■ **WHAT YOU NEED TO DO**: Transcribe every line, keeping it exact.

■ **PROVIDED DATA**:
☆ ☆ ☆ ☆ ☆
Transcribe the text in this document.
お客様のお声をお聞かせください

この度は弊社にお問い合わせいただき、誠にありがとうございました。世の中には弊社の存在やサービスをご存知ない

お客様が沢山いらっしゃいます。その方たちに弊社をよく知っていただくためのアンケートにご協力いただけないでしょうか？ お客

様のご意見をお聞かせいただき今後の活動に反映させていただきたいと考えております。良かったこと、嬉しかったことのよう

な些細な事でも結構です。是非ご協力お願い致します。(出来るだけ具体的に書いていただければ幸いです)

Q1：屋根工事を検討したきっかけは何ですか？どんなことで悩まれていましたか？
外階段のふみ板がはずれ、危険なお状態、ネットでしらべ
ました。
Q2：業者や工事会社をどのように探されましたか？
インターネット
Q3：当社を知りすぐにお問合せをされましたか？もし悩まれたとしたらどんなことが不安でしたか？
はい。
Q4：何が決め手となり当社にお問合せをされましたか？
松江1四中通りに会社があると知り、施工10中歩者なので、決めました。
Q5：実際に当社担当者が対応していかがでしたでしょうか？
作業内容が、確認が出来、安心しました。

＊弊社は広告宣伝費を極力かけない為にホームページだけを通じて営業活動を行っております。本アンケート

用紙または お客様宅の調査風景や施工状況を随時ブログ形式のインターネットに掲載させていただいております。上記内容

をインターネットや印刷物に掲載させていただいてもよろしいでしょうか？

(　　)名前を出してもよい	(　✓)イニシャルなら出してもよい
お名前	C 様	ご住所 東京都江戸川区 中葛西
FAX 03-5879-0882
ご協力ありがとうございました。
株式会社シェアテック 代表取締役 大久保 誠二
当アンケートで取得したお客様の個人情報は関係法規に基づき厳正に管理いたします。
☆ ☆ ☆ ☆ ☆
■ **THE COMPLETED TASK**:
Transcribe the text in this document.
お客様のお声をお聞かせください

この度は弊社にお問い合わせいただき、誠にありがとうございました。世の中には弊社の存在やサービスをご存知ない

お客様が沢山いらっしゃいます。その方たちに弊社をよく知っていただくためのアンケートにご協力いただけないでしょうか？ お客

様のご意見をお聞かせいただき今後の活動に反映させていただきたいと考えております。良かったこと、嬉しかったことのよう

な些細な事でも結構です。是非ご協力お願い致します。(出来るだけ具体的に書いていただければ幸いです)

Q1：屋根工事を検討したきっかけは何ですか？どんなことで悩まれていましたか？
外階段のふみ板がはずれ、危険なお状態、ネットでしらべ
ました。
Q2：業者や工事会社をどのように探されましたか？
インターネット
Q3：当社を知りすぐにお問合せをされましたか？もし悩まれたとしたらどんなことが不安でしたか？
はい。
Q4：何が決め手となり当社にお問合せをされましたか？
松江1四中通りに会社があると知り、施工10中歩者なので、決めました。
Q5：実際に当社担当者が対応していかがでしたでしょうか？
作業内容が、確認が出来、安心しました。

＊弊社は広告宣伝費を極力かけない為にホームページだけを通じて営業活動を行っております。本アンケート

用紙または お客様宅の調査風景や施工状況を随時ブログ形式のインターネットに掲載させていただいております。上記内容

をインターネットや印刷物に掲載させていただいてもよろしいでしょうか？

(　　)名前を出してもよい	(　✓)イニシャルなら出してもよい
お名前	C 様	ご住所 東京都江戸川区 中葛西
FAX 03-5879-0882
ご協力ありがとうございました。
株式会社シェアテック 代表取締役 大久保 誠二
当アンケートで取得したお客様の個人情報は関係法規に基づき厳正に管理いたします。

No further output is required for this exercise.